• [Dataset items]
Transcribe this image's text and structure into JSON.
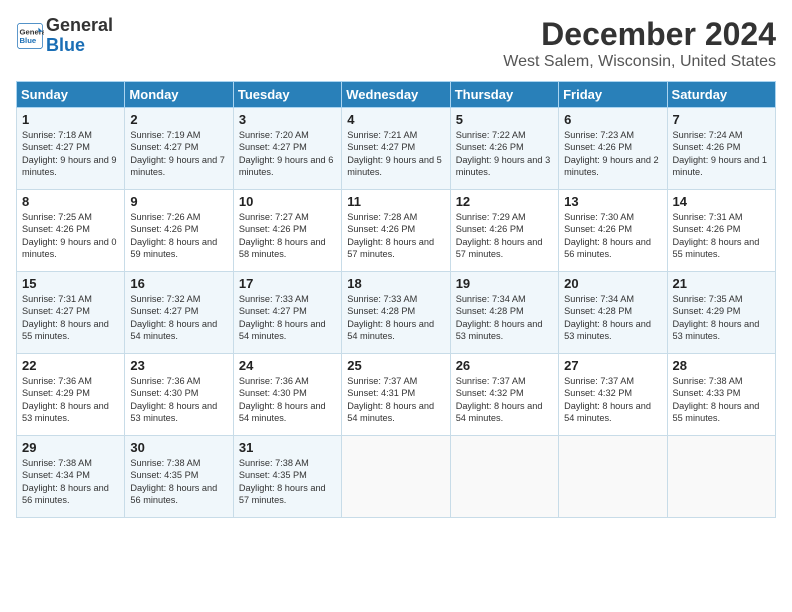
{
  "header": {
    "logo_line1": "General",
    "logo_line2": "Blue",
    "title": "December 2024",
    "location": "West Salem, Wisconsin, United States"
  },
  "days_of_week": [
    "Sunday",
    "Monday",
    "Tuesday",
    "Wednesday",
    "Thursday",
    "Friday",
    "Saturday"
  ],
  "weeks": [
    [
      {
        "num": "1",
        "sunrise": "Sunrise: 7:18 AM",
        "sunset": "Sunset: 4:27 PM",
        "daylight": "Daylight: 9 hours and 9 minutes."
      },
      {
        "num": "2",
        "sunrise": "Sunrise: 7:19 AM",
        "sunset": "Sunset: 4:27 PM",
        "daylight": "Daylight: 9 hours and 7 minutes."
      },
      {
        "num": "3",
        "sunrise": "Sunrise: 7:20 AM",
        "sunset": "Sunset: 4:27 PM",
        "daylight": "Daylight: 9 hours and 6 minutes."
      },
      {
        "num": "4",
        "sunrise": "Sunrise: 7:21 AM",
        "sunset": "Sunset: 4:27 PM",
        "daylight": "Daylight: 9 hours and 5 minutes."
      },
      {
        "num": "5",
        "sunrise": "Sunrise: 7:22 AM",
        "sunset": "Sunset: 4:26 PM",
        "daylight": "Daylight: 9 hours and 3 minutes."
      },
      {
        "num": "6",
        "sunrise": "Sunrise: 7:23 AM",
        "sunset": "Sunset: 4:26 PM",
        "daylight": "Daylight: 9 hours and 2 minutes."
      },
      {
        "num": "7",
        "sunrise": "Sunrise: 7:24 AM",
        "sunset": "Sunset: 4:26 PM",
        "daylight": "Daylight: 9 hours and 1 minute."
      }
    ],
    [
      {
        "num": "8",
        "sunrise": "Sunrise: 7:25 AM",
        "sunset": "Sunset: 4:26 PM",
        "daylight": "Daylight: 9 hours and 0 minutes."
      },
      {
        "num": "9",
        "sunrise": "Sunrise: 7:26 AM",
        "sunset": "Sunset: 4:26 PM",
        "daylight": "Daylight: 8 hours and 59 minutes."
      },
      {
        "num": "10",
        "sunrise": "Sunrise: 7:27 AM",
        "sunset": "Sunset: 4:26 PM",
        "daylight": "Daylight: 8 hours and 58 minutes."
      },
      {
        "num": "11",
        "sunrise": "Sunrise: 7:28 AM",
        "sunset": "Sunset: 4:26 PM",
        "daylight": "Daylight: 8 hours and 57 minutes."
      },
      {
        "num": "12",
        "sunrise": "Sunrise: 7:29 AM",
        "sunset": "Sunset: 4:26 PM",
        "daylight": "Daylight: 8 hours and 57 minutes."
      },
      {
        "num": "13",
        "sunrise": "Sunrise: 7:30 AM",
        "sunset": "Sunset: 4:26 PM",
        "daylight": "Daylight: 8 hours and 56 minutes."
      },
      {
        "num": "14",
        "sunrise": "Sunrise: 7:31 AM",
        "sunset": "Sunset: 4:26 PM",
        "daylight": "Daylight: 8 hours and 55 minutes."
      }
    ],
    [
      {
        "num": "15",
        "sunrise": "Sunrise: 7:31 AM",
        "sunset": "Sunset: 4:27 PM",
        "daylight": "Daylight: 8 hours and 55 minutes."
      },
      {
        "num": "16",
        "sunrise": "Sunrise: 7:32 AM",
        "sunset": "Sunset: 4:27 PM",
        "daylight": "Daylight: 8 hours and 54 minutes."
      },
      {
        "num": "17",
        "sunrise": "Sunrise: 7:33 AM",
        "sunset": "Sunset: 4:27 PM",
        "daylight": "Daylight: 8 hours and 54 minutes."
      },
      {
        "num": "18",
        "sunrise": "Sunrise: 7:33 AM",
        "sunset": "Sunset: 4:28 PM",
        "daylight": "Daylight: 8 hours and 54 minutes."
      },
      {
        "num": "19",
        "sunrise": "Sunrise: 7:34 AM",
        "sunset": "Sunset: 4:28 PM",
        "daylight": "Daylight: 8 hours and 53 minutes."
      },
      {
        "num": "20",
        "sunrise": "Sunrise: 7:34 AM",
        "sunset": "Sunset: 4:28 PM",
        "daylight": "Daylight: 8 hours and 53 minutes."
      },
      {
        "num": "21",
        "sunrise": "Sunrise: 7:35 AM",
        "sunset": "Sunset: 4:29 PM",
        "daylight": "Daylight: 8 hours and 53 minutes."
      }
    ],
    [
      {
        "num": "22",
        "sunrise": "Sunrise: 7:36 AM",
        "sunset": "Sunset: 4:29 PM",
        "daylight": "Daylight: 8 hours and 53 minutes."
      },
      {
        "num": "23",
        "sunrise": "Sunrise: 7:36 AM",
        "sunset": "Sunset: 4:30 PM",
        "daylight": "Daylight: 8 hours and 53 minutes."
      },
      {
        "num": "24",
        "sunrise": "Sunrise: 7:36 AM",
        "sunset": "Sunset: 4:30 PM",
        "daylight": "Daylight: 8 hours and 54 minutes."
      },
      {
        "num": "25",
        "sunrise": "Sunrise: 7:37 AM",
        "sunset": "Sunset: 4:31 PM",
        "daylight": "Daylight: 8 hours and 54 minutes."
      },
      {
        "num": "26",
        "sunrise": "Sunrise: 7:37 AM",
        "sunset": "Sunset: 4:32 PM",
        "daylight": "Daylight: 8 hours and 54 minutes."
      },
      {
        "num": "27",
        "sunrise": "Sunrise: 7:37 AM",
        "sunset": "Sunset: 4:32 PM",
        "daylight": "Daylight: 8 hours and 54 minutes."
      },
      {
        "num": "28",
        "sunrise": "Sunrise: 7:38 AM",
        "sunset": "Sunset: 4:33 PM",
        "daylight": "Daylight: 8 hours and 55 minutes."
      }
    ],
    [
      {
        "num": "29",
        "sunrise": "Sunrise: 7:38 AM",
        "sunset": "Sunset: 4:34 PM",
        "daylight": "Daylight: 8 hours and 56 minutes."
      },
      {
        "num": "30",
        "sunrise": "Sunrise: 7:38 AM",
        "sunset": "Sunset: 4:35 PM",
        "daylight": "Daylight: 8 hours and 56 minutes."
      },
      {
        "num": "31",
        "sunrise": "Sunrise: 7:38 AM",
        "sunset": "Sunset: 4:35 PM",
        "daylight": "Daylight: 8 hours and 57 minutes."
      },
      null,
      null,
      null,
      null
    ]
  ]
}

• [What you have to do]
Leave the pictures out, and print every line of the listing exactly as written.

• [Output for this exercise]
Transcribe this image's text and structure into JSON.
{
  "header": {
    "logo_line1": "General",
    "logo_line2": "Blue",
    "title": "December 2024",
    "location": "West Salem, Wisconsin, United States"
  },
  "days_of_week": [
    "Sunday",
    "Monday",
    "Tuesday",
    "Wednesday",
    "Thursday",
    "Friday",
    "Saturday"
  ],
  "weeks": [
    [
      {
        "num": "1",
        "sunrise": "Sunrise: 7:18 AM",
        "sunset": "Sunset: 4:27 PM",
        "daylight": "Daylight: 9 hours and 9 minutes."
      },
      {
        "num": "2",
        "sunrise": "Sunrise: 7:19 AM",
        "sunset": "Sunset: 4:27 PM",
        "daylight": "Daylight: 9 hours and 7 minutes."
      },
      {
        "num": "3",
        "sunrise": "Sunrise: 7:20 AM",
        "sunset": "Sunset: 4:27 PM",
        "daylight": "Daylight: 9 hours and 6 minutes."
      },
      {
        "num": "4",
        "sunrise": "Sunrise: 7:21 AM",
        "sunset": "Sunset: 4:27 PM",
        "daylight": "Daylight: 9 hours and 5 minutes."
      },
      {
        "num": "5",
        "sunrise": "Sunrise: 7:22 AM",
        "sunset": "Sunset: 4:26 PM",
        "daylight": "Daylight: 9 hours and 3 minutes."
      },
      {
        "num": "6",
        "sunrise": "Sunrise: 7:23 AM",
        "sunset": "Sunset: 4:26 PM",
        "daylight": "Daylight: 9 hours and 2 minutes."
      },
      {
        "num": "7",
        "sunrise": "Sunrise: 7:24 AM",
        "sunset": "Sunset: 4:26 PM",
        "daylight": "Daylight: 9 hours and 1 minute."
      }
    ],
    [
      {
        "num": "8",
        "sunrise": "Sunrise: 7:25 AM",
        "sunset": "Sunset: 4:26 PM",
        "daylight": "Daylight: 9 hours and 0 minutes."
      },
      {
        "num": "9",
        "sunrise": "Sunrise: 7:26 AM",
        "sunset": "Sunset: 4:26 PM",
        "daylight": "Daylight: 8 hours and 59 minutes."
      },
      {
        "num": "10",
        "sunrise": "Sunrise: 7:27 AM",
        "sunset": "Sunset: 4:26 PM",
        "daylight": "Daylight: 8 hours and 58 minutes."
      },
      {
        "num": "11",
        "sunrise": "Sunrise: 7:28 AM",
        "sunset": "Sunset: 4:26 PM",
        "daylight": "Daylight: 8 hours and 57 minutes."
      },
      {
        "num": "12",
        "sunrise": "Sunrise: 7:29 AM",
        "sunset": "Sunset: 4:26 PM",
        "daylight": "Daylight: 8 hours and 57 minutes."
      },
      {
        "num": "13",
        "sunrise": "Sunrise: 7:30 AM",
        "sunset": "Sunset: 4:26 PM",
        "daylight": "Daylight: 8 hours and 56 minutes."
      },
      {
        "num": "14",
        "sunrise": "Sunrise: 7:31 AM",
        "sunset": "Sunset: 4:26 PM",
        "daylight": "Daylight: 8 hours and 55 minutes."
      }
    ],
    [
      {
        "num": "15",
        "sunrise": "Sunrise: 7:31 AM",
        "sunset": "Sunset: 4:27 PM",
        "daylight": "Daylight: 8 hours and 55 minutes."
      },
      {
        "num": "16",
        "sunrise": "Sunrise: 7:32 AM",
        "sunset": "Sunset: 4:27 PM",
        "daylight": "Daylight: 8 hours and 54 minutes."
      },
      {
        "num": "17",
        "sunrise": "Sunrise: 7:33 AM",
        "sunset": "Sunset: 4:27 PM",
        "daylight": "Daylight: 8 hours and 54 minutes."
      },
      {
        "num": "18",
        "sunrise": "Sunrise: 7:33 AM",
        "sunset": "Sunset: 4:28 PM",
        "daylight": "Daylight: 8 hours and 54 minutes."
      },
      {
        "num": "19",
        "sunrise": "Sunrise: 7:34 AM",
        "sunset": "Sunset: 4:28 PM",
        "daylight": "Daylight: 8 hours and 53 minutes."
      },
      {
        "num": "20",
        "sunrise": "Sunrise: 7:34 AM",
        "sunset": "Sunset: 4:28 PM",
        "daylight": "Daylight: 8 hours and 53 minutes."
      },
      {
        "num": "21",
        "sunrise": "Sunrise: 7:35 AM",
        "sunset": "Sunset: 4:29 PM",
        "daylight": "Daylight: 8 hours and 53 minutes."
      }
    ],
    [
      {
        "num": "22",
        "sunrise": "Sunrise: 7:36 AM",
        "sunset": "Sunset: 4:29 PM",
        "daylight": "Daylight: 8 hours and 53 minutes."
      },
      {
        "num": "23",
        "sunrise": "Sunrise: 7:36 AM",
        "sunset": "Sunset: 4:30 PM",
        "daylight": "Daylight: 8 hours and 53 minutes."
      },
      {
        "num": "24",
        "sunrise": "Sunrise: 7:36 AM",
        "sunset": "Sunset: 4:30 PM",
        "daylight": "Daylight: 8 hours and 54 minutes."
      },
      {
        "num": "25",
        "sunrise": "Sunrise: 7:37 AM",
        "sunset": "Sunset: 4:31 PM",
        "daylight": "Daylight: 8 hours and 54 minutes."
      },
      {
        "num": "26",
        "sunrise": "Sunrise: 7:37 AM",
        "sunset": "Sunset: 4:32 PM",
        "daylight": "Daylight: 8 hours and 54 minutes."
      },
      {
        "num": "27",
        "sunrise": "Sunrise: 7:37 AM",
        "sunset": "Sunset: 4:32 PM",
        "daylight": "Daylight: 8 hours and 54 minutes."
      },
      {
        "num": "28",
        "sunrise": "Sunrise: 7:38 AM",
        "sunset": "Sunset: 4:33 PM",
        "daylight": "Daylight: 8 hours and 55 minutes."
      }
    ],
    [
      {
        "num": "29",
        "sunrise": "Sunrise: 7:38 AM",
        "sunset": "Sunset: 4:34 PM",
        "daylight": "Daylight: 8 hours and 56 minutes."
      },
      {
        "num": "30",
        "sunrise": "Sunrise: 7:38 AM",
        "sunset": "Sunset: 4:35 PM",
        "daylight": "Daylight: 8 hours and 56 minutes."
      },
      {
        "num": "31",
        "sunrise": "Sunrise: 7:38 AM",
        "sunset": "Sunset: 4:35 PM",
        "daylight": "Daylight: 8 hours and 57 minutes."
      },
      null,
      null,
      null,
      null
    ]
  ]
}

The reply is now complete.